## What to produce:
Look for the string "true" in the lines and copy each line that has it.
____ Listed entries
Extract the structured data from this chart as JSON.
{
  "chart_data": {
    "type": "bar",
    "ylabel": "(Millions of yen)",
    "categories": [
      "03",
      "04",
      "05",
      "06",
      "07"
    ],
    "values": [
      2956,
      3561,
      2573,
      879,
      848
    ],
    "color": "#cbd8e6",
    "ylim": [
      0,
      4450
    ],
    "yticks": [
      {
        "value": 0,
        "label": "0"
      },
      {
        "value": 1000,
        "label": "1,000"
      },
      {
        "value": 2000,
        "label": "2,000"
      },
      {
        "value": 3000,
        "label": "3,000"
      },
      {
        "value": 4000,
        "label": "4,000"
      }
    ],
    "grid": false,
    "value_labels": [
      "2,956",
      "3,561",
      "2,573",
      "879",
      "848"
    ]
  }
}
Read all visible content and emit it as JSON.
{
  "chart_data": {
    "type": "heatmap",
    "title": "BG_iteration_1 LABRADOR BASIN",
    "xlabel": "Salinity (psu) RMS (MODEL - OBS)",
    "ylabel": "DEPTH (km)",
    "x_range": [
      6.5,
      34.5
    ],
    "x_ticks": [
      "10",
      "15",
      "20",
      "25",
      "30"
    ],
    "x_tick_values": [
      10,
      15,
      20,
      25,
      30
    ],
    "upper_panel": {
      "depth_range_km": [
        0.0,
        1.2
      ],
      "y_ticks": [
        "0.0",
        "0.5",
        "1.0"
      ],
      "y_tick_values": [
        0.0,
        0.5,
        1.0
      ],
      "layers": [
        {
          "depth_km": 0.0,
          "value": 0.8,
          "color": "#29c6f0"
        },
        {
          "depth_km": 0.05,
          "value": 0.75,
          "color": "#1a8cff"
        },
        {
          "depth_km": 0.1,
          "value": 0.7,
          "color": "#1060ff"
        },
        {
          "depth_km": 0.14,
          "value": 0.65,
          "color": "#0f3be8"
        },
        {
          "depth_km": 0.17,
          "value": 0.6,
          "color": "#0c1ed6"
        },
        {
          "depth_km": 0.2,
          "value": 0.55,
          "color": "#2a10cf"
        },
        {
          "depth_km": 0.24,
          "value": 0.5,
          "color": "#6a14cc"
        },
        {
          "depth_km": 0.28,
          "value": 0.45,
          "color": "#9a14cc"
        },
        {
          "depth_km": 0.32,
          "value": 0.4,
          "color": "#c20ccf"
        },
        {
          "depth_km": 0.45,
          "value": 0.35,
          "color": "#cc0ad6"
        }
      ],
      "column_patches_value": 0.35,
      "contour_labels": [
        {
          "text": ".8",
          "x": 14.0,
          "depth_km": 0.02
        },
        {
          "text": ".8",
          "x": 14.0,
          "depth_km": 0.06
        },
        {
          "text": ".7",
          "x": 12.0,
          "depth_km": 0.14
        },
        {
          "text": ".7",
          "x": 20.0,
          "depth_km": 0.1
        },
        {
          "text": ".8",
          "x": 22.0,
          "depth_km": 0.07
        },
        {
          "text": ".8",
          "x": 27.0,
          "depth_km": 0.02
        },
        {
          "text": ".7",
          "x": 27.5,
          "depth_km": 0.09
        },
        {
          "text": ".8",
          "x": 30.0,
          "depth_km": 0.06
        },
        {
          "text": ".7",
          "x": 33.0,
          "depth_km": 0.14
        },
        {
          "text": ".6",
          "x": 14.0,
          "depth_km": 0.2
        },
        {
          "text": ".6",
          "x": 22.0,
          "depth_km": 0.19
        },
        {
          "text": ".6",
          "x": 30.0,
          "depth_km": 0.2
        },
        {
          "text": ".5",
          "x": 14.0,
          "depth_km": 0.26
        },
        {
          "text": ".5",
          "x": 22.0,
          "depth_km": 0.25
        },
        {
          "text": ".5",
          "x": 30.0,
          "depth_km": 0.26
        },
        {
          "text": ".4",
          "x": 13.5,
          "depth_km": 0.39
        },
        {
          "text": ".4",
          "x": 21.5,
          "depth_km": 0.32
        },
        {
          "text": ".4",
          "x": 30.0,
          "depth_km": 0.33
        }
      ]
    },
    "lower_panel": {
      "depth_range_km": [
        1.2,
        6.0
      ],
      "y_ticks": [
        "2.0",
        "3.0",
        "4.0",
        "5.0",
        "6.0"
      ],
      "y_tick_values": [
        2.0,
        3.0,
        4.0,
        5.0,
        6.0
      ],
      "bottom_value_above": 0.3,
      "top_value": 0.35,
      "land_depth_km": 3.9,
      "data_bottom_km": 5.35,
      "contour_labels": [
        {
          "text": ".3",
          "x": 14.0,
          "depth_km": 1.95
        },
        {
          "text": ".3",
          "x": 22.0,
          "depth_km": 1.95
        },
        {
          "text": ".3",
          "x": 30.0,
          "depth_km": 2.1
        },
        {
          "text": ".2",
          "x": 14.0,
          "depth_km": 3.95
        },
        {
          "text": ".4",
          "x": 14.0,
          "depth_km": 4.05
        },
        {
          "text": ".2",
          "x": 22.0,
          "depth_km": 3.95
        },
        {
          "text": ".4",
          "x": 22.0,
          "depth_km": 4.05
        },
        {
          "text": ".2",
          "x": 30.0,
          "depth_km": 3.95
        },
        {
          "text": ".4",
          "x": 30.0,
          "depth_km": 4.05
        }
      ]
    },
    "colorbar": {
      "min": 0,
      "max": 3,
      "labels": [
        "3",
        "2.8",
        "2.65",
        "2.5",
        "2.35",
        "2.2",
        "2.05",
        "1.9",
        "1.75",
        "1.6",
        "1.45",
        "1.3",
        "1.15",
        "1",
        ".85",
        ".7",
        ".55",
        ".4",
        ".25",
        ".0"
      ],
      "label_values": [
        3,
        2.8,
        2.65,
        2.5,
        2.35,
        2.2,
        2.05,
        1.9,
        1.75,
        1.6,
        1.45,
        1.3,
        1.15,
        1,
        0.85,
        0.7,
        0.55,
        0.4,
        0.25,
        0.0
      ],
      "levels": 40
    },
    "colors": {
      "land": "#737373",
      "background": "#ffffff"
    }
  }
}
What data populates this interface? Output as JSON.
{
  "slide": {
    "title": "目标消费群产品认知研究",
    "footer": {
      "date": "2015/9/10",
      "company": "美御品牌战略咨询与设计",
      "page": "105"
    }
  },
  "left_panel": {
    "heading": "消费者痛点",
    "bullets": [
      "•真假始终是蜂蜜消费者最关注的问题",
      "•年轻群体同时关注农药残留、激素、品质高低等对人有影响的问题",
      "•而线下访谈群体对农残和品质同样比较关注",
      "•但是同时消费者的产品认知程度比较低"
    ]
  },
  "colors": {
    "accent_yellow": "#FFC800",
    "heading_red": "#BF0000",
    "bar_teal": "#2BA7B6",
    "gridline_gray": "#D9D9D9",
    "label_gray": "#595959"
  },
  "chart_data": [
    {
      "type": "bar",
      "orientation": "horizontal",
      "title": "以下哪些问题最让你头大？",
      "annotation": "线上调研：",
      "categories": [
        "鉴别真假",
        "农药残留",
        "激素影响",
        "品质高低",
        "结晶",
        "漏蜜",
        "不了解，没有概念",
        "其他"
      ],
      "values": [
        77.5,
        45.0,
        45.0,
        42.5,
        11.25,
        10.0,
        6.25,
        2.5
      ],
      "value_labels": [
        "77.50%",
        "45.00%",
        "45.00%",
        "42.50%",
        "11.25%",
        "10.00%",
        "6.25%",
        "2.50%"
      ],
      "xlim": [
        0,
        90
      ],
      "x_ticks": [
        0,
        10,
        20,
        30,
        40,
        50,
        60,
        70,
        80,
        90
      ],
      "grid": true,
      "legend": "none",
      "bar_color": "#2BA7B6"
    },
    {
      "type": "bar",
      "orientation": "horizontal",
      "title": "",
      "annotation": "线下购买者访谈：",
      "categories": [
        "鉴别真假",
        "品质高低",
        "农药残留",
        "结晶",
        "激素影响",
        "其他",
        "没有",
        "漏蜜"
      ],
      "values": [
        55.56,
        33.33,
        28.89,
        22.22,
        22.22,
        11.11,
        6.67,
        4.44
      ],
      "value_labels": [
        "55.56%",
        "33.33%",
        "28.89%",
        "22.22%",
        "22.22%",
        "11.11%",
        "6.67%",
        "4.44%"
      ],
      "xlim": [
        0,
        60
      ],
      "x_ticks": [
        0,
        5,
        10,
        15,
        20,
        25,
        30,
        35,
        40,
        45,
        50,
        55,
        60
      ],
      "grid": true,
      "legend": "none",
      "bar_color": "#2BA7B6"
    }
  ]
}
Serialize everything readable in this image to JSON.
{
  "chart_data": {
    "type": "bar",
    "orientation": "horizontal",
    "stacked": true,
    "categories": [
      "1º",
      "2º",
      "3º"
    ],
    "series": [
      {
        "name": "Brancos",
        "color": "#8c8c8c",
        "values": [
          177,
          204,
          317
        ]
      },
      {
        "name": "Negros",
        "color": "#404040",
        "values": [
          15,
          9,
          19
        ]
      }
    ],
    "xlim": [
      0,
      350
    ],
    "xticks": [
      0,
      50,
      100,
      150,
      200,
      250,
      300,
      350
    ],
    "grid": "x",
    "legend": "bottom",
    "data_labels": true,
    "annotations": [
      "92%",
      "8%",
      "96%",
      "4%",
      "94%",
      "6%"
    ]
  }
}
________
## Reply:
      "grid": true,
      "grid": true,
    "stacked": true,
    "data_labels": true,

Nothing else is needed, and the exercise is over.